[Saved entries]
-=-=-

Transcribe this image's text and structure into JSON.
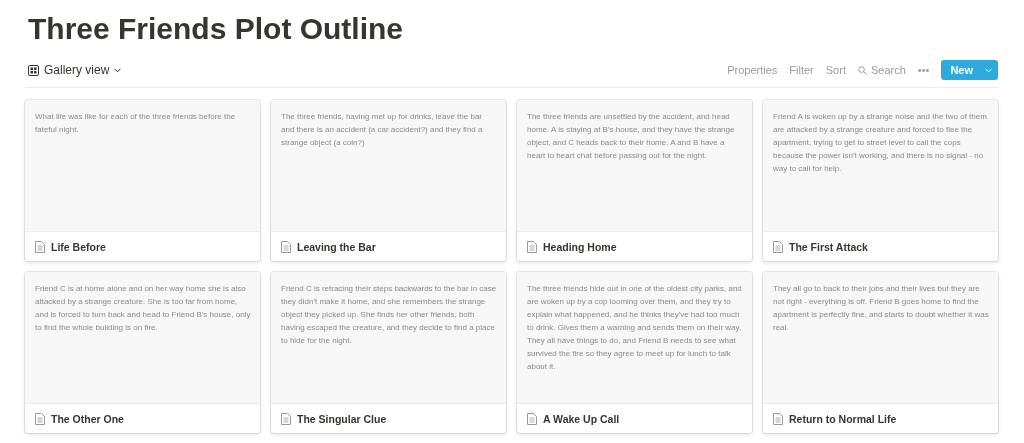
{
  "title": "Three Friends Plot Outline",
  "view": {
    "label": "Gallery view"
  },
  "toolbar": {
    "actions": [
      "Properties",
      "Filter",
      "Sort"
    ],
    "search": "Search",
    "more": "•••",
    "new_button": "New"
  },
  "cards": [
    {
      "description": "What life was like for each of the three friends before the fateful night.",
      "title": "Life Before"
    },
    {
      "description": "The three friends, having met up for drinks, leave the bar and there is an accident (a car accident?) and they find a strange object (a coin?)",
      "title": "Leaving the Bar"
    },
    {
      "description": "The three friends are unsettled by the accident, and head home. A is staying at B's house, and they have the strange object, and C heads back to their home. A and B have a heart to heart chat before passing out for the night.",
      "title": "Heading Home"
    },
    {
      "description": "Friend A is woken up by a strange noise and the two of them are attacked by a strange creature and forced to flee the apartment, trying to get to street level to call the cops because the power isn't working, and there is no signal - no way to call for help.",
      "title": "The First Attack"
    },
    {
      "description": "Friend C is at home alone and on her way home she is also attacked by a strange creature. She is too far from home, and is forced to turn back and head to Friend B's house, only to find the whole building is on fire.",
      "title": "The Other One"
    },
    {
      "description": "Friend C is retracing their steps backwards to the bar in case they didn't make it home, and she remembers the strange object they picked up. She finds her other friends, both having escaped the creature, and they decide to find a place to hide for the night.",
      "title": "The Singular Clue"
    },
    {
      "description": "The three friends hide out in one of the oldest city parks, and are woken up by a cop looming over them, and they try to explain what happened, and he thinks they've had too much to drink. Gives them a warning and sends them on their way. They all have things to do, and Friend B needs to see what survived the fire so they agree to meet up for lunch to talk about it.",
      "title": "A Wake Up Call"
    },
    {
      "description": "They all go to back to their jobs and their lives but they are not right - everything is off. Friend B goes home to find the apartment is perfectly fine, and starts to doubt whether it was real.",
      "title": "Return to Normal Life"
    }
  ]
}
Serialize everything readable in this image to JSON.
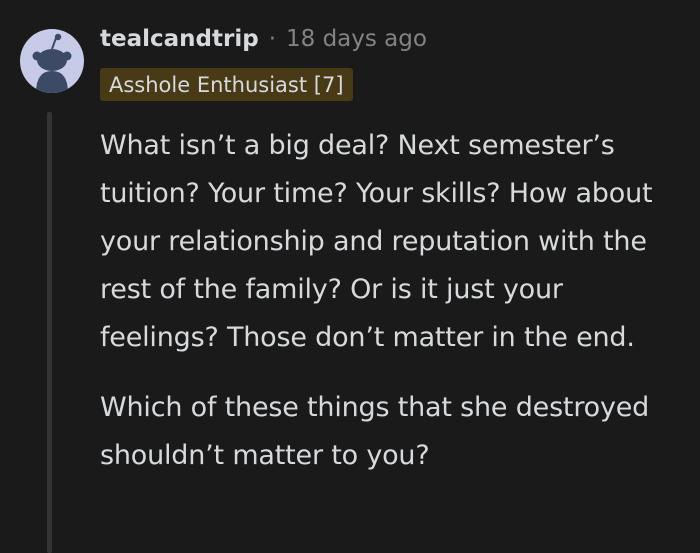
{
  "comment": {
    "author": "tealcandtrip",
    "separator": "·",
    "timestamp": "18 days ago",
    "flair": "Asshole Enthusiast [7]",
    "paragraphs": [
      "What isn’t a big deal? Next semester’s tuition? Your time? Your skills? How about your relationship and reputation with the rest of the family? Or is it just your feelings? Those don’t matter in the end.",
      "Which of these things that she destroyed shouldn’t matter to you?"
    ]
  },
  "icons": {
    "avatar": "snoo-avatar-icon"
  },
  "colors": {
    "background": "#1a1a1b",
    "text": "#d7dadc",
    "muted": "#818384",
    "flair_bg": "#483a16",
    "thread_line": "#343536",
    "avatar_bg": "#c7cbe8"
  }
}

-=-=-

* _INSTRUCTIONS TO FOLLOW_
Every record above should be written out again without change, except that the pictures are left out.

* _TASK OUTPUT_
Transcribe this image's text and structure into JSON.
{
  "title": "Three Friends Plot Outline",
  "view": {
    "label": "Gallery view"
  },
  "toolbar": {
    "actions": [
      "Properties",
      "Filter",
      "Sort"
    ],
    "search": "Search",
    "more": "•••",
    "new_button": "New"
  },
  "cards": [
    {
      "description": "What life was like for each of the three friends before the fateful night.",
      "title": "Life Before"
    },
    {
      "description": "The three friends, having met up for drinks, leave the bar and there is an accident (a car accident?) and they find a strange object (a coin?)",
      "title": "Leaving the Bar"
    },
    {
      "description": "The three friends are unsettled by the accident, and head home. A is staying at B's house, and they have the strange object, and C heads back to their home. A and B have a heart to heart chat before passing out for the night.",
      "title": "Heading Home"
    },
    {
      "description": "Friend A is woken up by a strange noise and the two of them are attacked by a strange creature and forced to flee the apartment, trying to get to street level to call the cops because the power isn't working, and there is no signal - no way to call for help.",
      "title": "The First Attack"
    },
    {
      "description": "Friend C is at home alone and on her way home she is also attacked by a strange creature. She is too far from home, and is forced to turn back and head to Friend B's house, only to find the whole building is on fire.",
      "title": "The Other One"
    },
    {
      "description": "Friend C is retracing their steps backwards to the bar in case they didn't make it home, and she remembers the strange object they picked up. She finds her other friends, both having escaped the creature, and they decide to find a place to hide for the night.",
      "title": "The Singular Clue"
    },
    {
      "description": "The three friends hide out in one of the oldest city parks, and are woken up by a cop looming over them, and they try to explain what happened, and he thinks they've had too much to drink. Gives them a warning and sends them on their way. They all have things to do, and Friend B needs to see what survived the fire so they agree to meet up for lunch to talk about it.",
      "title": "A Wake Up Call"
    },
    {
      "description": "They all go to back to their jobs and their lives but they are not right - everything is off. Friend B goes home to find the apartment is perfectly fine, and starts to doubt whether it was real.",
      "title": "Return to Normal Life"
    }
  ]
}
Serialize everything readable in this image to JSON.
{
  "comment": {
    "author": "tealcandtrip",
    "separator": "·",
    "timestamp": "18 days ago",
    "flair": "Asshole Enthusiast [7]",
    "paragraphs": [
      "What isn’t a big deal? Next semester’s tuition? Your time? Your skills? How about your relationship and reputation with the rest of the family? Or is it just your feelings? Those don’t matter in the end.",
      "Which of these things that she destroyed shouldn’t matter to you?"
    ]
  },
  "icons": {
    "avatar": "snoo-avatar-icon"
  },
  "colors": {
    "background": "#1a1a1b",
    "text": "#d7dadc",
    "muted": "#818384",
    "flair_bg": "#483a16",
    "thread_line": "#343536",
    "avatar_bg": "#c7cbe8"
  }
}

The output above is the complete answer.